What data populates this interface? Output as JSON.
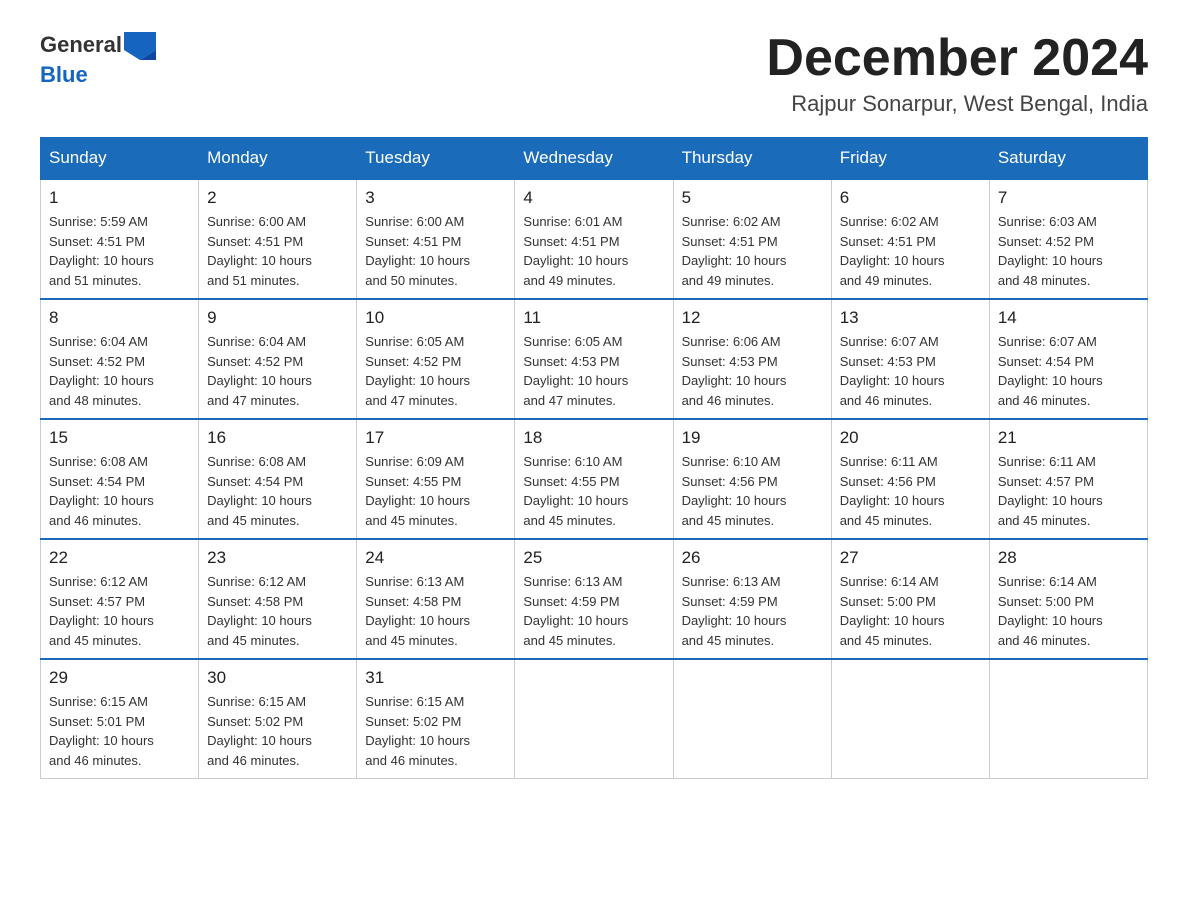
{
  "logo": {
    "text_black": "General",
    "text_blue": "Blue"
  },
  "title": "December 2024",
  "location": "Rajpur Sonarpur, West Bengal, India",
  "days_of_week": [
    "Sunday",
    "Monday",
    "Tuesday",
    "Wednesday",
    "Thursday",
    "Friday",
    "Saturday"
  ],
  "weeks": [
    [
      {
        "day": 1,
        "info": "Sunrise: 5:59 AM\nSunset: 4:51 PM\nDaylight: 10 hours\nand 51 minutes."
      },
      {
        "day": 2,
        "info": "Sunrise: 6:00 AM\nSunset: 4:51 PM\nDaylight: 10 hours\nand 51 minutes."
      },
      {
        "day": 3,
        "info": "Sunrise: 6:00 AM\nSunset: 4:51 PM\nDaylight: 10 hours\nand 50 minutes."
      },
      {
        "day": 4,
        "info": "Sunrise: 6:01 AM\nSunset: 4:51 PM\nDaylight: 10 hours\nand 49 minutes."
      },
      {
        "day": 5,
        "info": "Sunrise: 6:02 AM\nSunset: 4:51 PM\nDaylight: 10 hours\nand 49 minutes."
      },
      {
        "day": 6,
        "info": "Sunrise: 6:02 AM\nSunset: 4:51 PM\nDaylight: 10 hours\nand 49 minutes."
      },
      {
        "day": 7,
        "info": "Sunrise: 6:03 AM\nSunset: 4:52 PM\nDaylight: 10 hours\nand 48 minutes."
      }
    ],
    [
      {
        "day": 8,
        "info": "Sunrise: 6:04 AM\nSunset: 4:52 PM\nDaylight: 10 hours\nand 48 minutes."
      },
      {
        "day": 9,
        "info": "Sunrise: 6:04 AM\nSunset: 4:52 PM\nDaylight: 10 hours\nand 47 minutes."
      },
      {
        "day": 10,
        "info": "Sunrise: 6:05 AM\nSunset: 4:52 PM\nDaylight: 10 hours\nand 47 minutes."
      },
      {
        "day": 11,
        "info": "Sunrise: 6:05 AM\nSunset: 4:53 PM\nDaylight: 10 hours\nand 47 minutes."
      },
      {
        "day": 12,
        "info": "Sunrise: 6:06 AM\nSunset: 4:53 PM\nDaylight: 10 hours\nand 46 minutes."
      },
      {
        "day": 13,
        "info": "Sunrise: 6:07 AM\nSunset: 4:53 PM\nDaylight: 10 hours\nand 46 minutes."
      },
      {
        "day": 14,
        "info": "Sunrise: 6:07 AM\nSunset: 4:54 PM\nDaylight: 10 hours\nand 46 minutes."
      }
    ],
    [
      {
        "day": 15,
        "info": "Sunrise: 6:08 AM\nSunset: 4:54 PM\nDaylight: 10 hours\nand 46 minutes."
      },
      {
        "day": 16,
        "info": "Sunrise: 6:08 AM\nSunset: 4:54 PM\nDaylight: 10 hours\nand 45 minutes."
      },
      {
        "day": 17,
        "info": "Sunrise: 6:09 AM\nSunset: 4:55 PM\nDaylight: 10 hours\nand 45 minutes."
      },
      {
        "day": 18,
        "info": "Sunrise: 6:10 AM\nSunset: 4:55 PM\nDaylight: 10 hours\nand 45 minutes."
      },
      {
        "day": 19,
        "info": "Sunrise: 6:10 AM\nSunset: 4:56 PM\nDaylight: 10 hours\nand 45 minutes."
      },
      {
        "day": 20,
        "info": "Sunrise: 6:11 AM\nSunset: 4:56 PM\nDaylight: 10 hours\nand 45 minutes."
      },
      {
        "day": 21,
        "info": "Sunrise: 6:11 AM\nSunset: 4:57 PM\nDaylight: 10 hours\nand 45 minutes."
      }
    ],
    [
      {
        "day": 22,
        "info": "Sunrise: 6:12 AM\nSunset: 4:57 PM\nDaylight: 10 hours\nand 45 minutes."
      },
      {
        "day": 23,
        "info": "Sunrise: 6:12 AM\nSunset: 4:58 PM\nDaylight: 10 hours\nand 45 minutes."
      },
      {
        "day": 24,
        "info": "Sunrise: 6:13 AM\nSunset: 4:58 PM\nDaylight: 10 hours\nand 45 minutes."
      },
      {
        "day": 25,
        "info": "Sunrise: 6:13 AM\nSunset: 4:59 PM\nDaylight: 10 hours\nand 45 minutes."
      },
      {
        "day": 26,
        "info": "Sunrise: 6:13 AM\nSunset: 4:59 PM\nDaylight: 10 hours\nand 45 minutes."
      },
      {
        "day": 27,
        "info": "Sunrise: 6:14 AM\nSunset: 5:00 PM\nDaylight: 10 hours\nand 45 minutes."
      },
      {
        "day": 28,
        "info": "Sunrise: 6:14 AM\nSunset: 5:00 PM\nDaylight: 10 hours\nand 46 minutes."
      }
    ],
    [
      {
        "day": 29,
        "info": "Sunrise: 6:15 AM\nSunset: 5:01 PM\nDaylight: 10 hours\nand 46 minutes."
      },
      {
        "day": 30,
        "info": "Sunrise: 6:15 AM\nSunset: 5:02 PM\nDaylight: 10 hours\nand 46 minutes."
      },
      {
        "day": 31,
        "info": "Sunrise: 6:15 AM\nSunset: 5:02 PM\nDaylight: 10 hours\nand 46 minutes."
      },
      null,
      null,
      null,
      null
    ]
  ]
}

(AIM)
Leave every image out, and retype the material exactly.

(THE COMPLETED TASK)
What data populates this interface? Output as JSON.
{
  "logo": {
    "text_black": "General",
    "text_blue": "Blue"
  },
  "title": "December 2024",
  "location": "Rajpur Sonarpur, West Bengal, India",
  "days_of_week": [
    "Sunday",
    "Monday",
    "Tuesday",
    "Wednesday",
    "Thursday",
    "Friday",
    "Saturday"
  ],
  "weeks": [
    [
      {
        "day": 1,
        "info": "Sunrise: 5:59 AM\nSunset: 4:51 PM\nDaylight: 10 hours\nand 51 minutes."
      },
      {
        "day": 2,
        "info": "Sunrise: 6:00 AM\nSunset: 4:51 PM\nDaylight: 10 hours\nand 51 minutes."
      },
      {
        "day": 3,
        "info": "Sunrise: 6:00 AM\nSunset: 4:51 PM\nDaylight: 10 hours\nand 50 minutes."
      },
      {
        "day": 4,
        "info": "Sunrise: 6:01 AM\nSunset: 4:51 PM\nDaylight: 10 hours\nand 49 minutes."
      },
      {
        "day": 5,
        "info": "Sunrise: 6:02 AM\nSunset: 4:51 PM\nDaylight: 10 hours\nand 49 minutes."
      },
      {
        "day": 6,
        "info": "Sunrise: 6:02 AM\nSunset: 4:51 PM\nDaylight: 10 hours\nand 49 minutes."
      },
      {
        "day": 7,
        "info": "Sunrise: 6:03 AM\nSunset: 4:52 PM\nDaylight: 10 hours\nand 48 minutes."
      }
    ],
    [
      {
        "day": 8,
        "info": "Sunrise: 6:04 AM\nSunset: 4:52 PM\nDaylight: 10 hours\nand 48 minutes."
      },
      {
        "day": 9,
        "info": "Sunrise: 6:04 AM\nSunset: 4:52 PM\nDaylight: 10 hours\nand 47 minutes."
      },
      {
        "day": 10,
        "info": "Sunrise: 6:05 AM\nSunset: 4:52 PM\nDaylight: 10 hours\nand 47 minutes."
      },
      {
        "day": 11,
        "info": "Sunrise: 6:05 AM\nSunset: 4:53 PM\nDaylight: 10 hours\nand 47 minutes."
      },
      {
        "day": 12,
        "info": "Sunrise: 6:06 AM\nSunset: 4:53 PM\nDaylight: 10 hours\nand 46 minutes."
      },
      {
        "day": 13,
        "info": "Sunrise: 6:07 AM\nSunset: 4:53 PM\nDaylight: 10 hours\nand 46 minutes."
      },
      {
        "day": 14,
        "info": "Sunrise: 6:07 AM\nSunset: 4:54 PM\nDaylight: 10 hours\nand 46 minutes."
      }
    ],
    [
      {
        "day": 15,
        "info": "Sunrise: 6:08 AM\nSunset: 4:54 PM\nDaylight: 10 hours\nand 46 minutes."
      },
      {
        "day": 16,
        "info": "Sunrise: 6:08 AM\nSunset: 4:54 PM\nDaylight: 10 hours\nand 45 minutes."
      },
      {
        "day": 17,
        "info": "Sunrise: 6:09 AM\nSunset: 4:55 PM\nDaylight: 10 hours\nand 45 minutes."
      },
      {
        "day": 18,
        "info": "Sunrise: 6:10 AM\nSunset: 4:55 PM\nDaylight: 10 hours\nand 45 minutes."
      },
      {
        "day": 19,
        "info": "Sunrise: 6:10 AM\nSunset: 4:56 PM\nDaylight: 10 hours\nand 45 minutes."
      },
      {
        "day": 20,
        "info": "Sunrise: 6:11 AM\nSunset: 4:56 PM\nDaylight: 10 hours\nand 45 minutes."
      },
      {
        "day": 21,
        "info": "Sunrise: 6:11 AM\nSunset: 4:57 PM\nDaylight: 10 hours\nand 45 minutes."
      }
    ],
    [
      {
        "day": 22,
        "info": "Sunrise: 6:12 AM\nSunset: 4:57 PM\nDaylight: 10 hours\nand 45 minutes."
      },
      {
        "day": 23,
        "info": "Sunrise: 6:12 AM\nSunset: 4:58 PM\nDaylight: 10 hours\nand 45 minutes."
      },
      {
        "day": 24,
        "info": "Sunrise: 6:13 AM\nSunset: 4:58 PM\nDaylight: 10 hours\nand 45 minutes."
      },
      {
        "day": 25,
        "info": "Sunrise: 6:13 AM\nSunset: 4:59 PM\nDaylight: 10 hours\nand 45 minutes."
      },
      {
        "day": 26,
        "info": "Sunrise: 6:13 AM\nSunset: 4:59 PM\nDaylight: 10 hours\nand 45 minutes."
      },
      {
        "day": 27,
        "info": "Sunrise: 6:14 AM\nSunset: 5:00 PM\nDaylight: 10 hours\nand 45 minutes."
      },
      {
        "day": 28,
        "info": "Sunrise: 6:14 AM\nSunset: 5:00 PM\nDaylight: 10 hours\nand 46 minutes."
      }
    ],
    [
      {
        "day": 29,
        "info": "Sunrise: 6:15 AM\nSunset: 5:01 PM\nDaylight: 10 hours\nand 46 minutes."
      },
      {
        "day": 30,
        "info": "Sunrise: 6:15 AM\nSunset: 5:02 PM\nDaylight: 10 hours\nand 46 minutes."
      },
      {
        "day": 31,
        "info": "Sunrise: 6:15 AM\nSunset: 5:02 PM\nDaylight: 10 hours\nand 46 minutes."
      },
      null,
      null,
      null,
      null
    ]
  ]
}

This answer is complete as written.